**Task requirements:**
Repeat each entry in full, exactly.

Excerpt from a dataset
* begin *
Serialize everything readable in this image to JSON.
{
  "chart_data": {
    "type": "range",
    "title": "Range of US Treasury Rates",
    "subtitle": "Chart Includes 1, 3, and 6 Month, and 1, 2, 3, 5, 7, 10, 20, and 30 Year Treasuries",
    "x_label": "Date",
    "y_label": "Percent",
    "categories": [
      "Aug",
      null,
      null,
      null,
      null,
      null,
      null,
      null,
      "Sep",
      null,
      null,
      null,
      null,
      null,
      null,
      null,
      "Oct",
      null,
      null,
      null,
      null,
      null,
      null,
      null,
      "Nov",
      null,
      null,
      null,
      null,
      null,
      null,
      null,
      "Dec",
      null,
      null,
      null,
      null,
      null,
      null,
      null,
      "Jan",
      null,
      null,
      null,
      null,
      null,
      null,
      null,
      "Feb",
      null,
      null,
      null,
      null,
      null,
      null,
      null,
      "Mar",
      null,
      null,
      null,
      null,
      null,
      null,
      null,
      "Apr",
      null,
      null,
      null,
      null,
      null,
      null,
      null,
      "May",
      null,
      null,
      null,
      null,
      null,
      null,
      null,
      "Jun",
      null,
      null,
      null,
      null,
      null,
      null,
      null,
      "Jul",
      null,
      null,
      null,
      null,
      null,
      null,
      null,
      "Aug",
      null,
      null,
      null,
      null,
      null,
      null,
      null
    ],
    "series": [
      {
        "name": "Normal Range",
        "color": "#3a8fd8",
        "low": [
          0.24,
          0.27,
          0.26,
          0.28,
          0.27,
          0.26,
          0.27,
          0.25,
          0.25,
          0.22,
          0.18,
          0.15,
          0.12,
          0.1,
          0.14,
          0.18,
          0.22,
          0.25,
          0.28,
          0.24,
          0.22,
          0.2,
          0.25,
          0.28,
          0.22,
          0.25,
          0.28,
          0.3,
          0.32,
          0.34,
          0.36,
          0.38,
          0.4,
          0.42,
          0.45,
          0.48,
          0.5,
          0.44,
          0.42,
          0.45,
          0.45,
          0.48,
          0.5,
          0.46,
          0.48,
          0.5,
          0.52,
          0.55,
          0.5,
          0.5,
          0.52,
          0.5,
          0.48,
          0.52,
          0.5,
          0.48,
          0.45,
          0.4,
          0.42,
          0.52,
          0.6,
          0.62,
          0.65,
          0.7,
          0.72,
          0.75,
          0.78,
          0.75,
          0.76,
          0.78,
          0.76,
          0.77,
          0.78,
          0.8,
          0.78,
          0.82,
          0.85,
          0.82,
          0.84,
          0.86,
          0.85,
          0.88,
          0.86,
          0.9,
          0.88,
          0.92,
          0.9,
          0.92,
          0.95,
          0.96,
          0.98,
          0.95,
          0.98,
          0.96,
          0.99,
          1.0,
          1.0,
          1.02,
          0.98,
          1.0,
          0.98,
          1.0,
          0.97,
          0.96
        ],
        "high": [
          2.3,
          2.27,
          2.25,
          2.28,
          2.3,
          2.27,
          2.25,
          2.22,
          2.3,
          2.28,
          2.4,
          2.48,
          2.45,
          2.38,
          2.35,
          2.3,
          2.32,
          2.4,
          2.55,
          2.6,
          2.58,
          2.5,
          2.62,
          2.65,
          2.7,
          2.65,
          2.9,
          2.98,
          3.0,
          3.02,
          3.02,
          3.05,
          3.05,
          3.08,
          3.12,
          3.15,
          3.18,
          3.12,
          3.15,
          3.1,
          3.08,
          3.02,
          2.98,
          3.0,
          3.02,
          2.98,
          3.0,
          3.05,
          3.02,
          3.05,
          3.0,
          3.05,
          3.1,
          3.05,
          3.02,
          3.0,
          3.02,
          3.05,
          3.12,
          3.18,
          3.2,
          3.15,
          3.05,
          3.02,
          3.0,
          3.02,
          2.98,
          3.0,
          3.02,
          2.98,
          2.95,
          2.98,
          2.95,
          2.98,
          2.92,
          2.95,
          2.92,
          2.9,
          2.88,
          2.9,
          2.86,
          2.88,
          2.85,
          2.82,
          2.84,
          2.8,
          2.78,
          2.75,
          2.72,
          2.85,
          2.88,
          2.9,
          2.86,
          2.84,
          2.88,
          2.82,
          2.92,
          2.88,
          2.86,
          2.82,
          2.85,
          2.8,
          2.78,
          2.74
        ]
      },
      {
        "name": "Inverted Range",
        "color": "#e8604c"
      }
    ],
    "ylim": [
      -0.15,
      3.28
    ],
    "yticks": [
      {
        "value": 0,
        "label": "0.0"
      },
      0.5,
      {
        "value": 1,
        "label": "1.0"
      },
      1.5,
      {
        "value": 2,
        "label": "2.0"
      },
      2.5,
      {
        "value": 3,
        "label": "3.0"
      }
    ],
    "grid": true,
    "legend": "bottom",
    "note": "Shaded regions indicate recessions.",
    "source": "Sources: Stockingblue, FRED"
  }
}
* end *
**Full response:**
Serialize everything readable in this image to JSON.
{
  "chart_data": {
    "type": "range",
    "title": "Range of US Treasury Rates",
    "subtitle": "Chart Includes 1, 3, and 6 Month, and 1, 2, 3, 5, 7, 10, 20, and 30 Year Treasuries",
    "x_label": "Date",
    "y_label": "Percent",
    "categories": [
      "Aug",
      null,
      null,
      null,
      null,
      null,
      null,
      null,
      "Sep",
      null,
      null,
      null,
      null,
      null,
      null,
      null,
      "Oct",
      null,
      null,
      null,
      null,
      null,
      null,
      null,
      "Nov",
      null,
      null,
      null,
      null,
      null,
      null,
      null,
      "Dec",
      null,
      null,
      null,
      null,
      null,
      null,
      null,
      "Jan",
      null,
      null,
      null,
      null,
      null,
      null,
      null,
      "Feb",
      null,
      null,
      null,
      null,
      null,
      null,
      null,
      "Mar",
      null,
      null,
      null,
      null,
      null,
      null,
      null,
      "Apr",
      null,
      null,
      null,
      null,
      null,
      null,
      null,
      "May",
      null,
      null,
      null,
      null,
      null,
      null,
      null,
      "Jun",
      null,
      null,
      null,
      null,
      null,
      null,
      null,
      "Jul",
      null,
      null,
      null,
      null,
      null,
      null,
      null,
      "Aug",
      null,
      null,
      null,
      null,
      null,
      null,
      null
    ],
    "series": [
      {
        "name": "Normal Range",
        "color": "#3a8fd8",
        "low": [
          0.24,
          0.27,
          0.26,
          0.28,
          0.27,
          0.26,
          0.27,
          0.25,
          0.25,
          0.22,
          0.18,
          0.15,
          0.12,
          0.1,
          0.14,
          0.18,
          0.22,
          0.25,
          0.28,
          0.24,
          0.22,
          0.2,
          0.25,
          0.28,
          0.22,
          0.25,
          0.28,
          0.3,
          0.32,
          0.34,
          0.36,
          0.38,
          0.4,
          0.42,
          0.45,
          0.48,
          0.5,
          0.44,
          0.42,
          0.45,
          0.45,
          0.48,
          0.5,
          0.46,
          0.48,
          0.5,
          0.52,
          0.55,
          0.5,
          0.5,
          0.52,
          0.5,
          0.48,
          0.52,
          0.5,
          0.48,
          0.45,
          0.4,
          0.42,
          0.52,
          0.6,
          0.62,
          0.65,
          0.7,
          0.72,
          0.75,
          0.78,
          0.75,
          0.76,
          0.78,
          0.76,
          0.77,
          0.78,
          0.8,
          0.78,
          0.82,
          0.85,
          0.82,
          0.84,
          0.86,
          0.85,
          0.88,
          0.86,
          0.9,
          0.88,
          0.92,
          0.9,
          0.92,
          0.95,
          0.96,
          0.98,
          0.95,
          0.98,
          0.96,
          0.99,
          1.0,
          1.0,
          1.02,
          0.98,
          1.0,
          0.98,
          1.0,
          0.97,
          0.96
        ],
        "high": [
          2.3,
          2.27,
          2.25,
          2.28,
          2.3,
          2.27,
          2.25,
          2.22,
          2.3,
          2.28,
          2.4,
          2.48,
          2.45,
          2.38,
          2.35,
          2.3,
          2.32,
          2.4,
          2.55,
          2.6,
          2.58,
          2.5,
          2.62,
          2.65,
          2.7,
          2.65,
          2.9,
          2.98,
          3.0,
          3.02,
          3.02,
          3.05,
          3.05,
          3.08,
          3.12,
          3.15,
          3.18,
          3.12,
          3.15,
          3.1,
          3.08,
          3.02,
          2.98,
          3.0,
          3.02,
          2.98,
          3.0,
          3.05,
          3.02,
          3.05,
          3.0,
          3.05,
          3.1,
          3.05,
          3.02,
          3.0,
          3.02,
          3.05,
          3.12,
          3.18,
          3.2,
          3.15,
          3.05,
          3.02,
          3.0,
          3.02,
          2.98,
          3.0,
          3.02,
          2.98,
          2.95,
          2.98,
          2.95,
          2.98,
          2.92,
          2.95,
          2.92,
          2.9,
          2.88,
          2.9,
          2.86,
          2.88,
          2.85,
          2.82,
          2.84,
          2.8,
          2.78,
          2.75,
          2.72,
          2.85,
          2.88,
          2.9,
          2.86,
          2.84,
          2.88,
          2.82,
          2.92,
          2.88,
          2.86,
          2.82,
          2.85,
          2.8,
          2.78,
          2.74
        ]
      },
      {
        "name": "Inverted Range",
        "color": "#e8604c"
      }
    ],
    "ylim": [
      -0.15,
      3.28
    ],
    "yticks": [
      {
        "value": 0,
        "label": "0.0"
      },
      0.5,
      {
        "value": 1,
        "label": "1.0"
      },
      1.5,
      {
        "value": 2,
        "label": "2.0"
      },
      2.5,
      {
        "value": 3,
        "label": "3.0"
      }
    ],
    "grid": true,
    "legend": "bottom",
    "note": "Shaded regions indicate recessions.",
    "source": "Sources: Stockingblue, FRED"
  }
}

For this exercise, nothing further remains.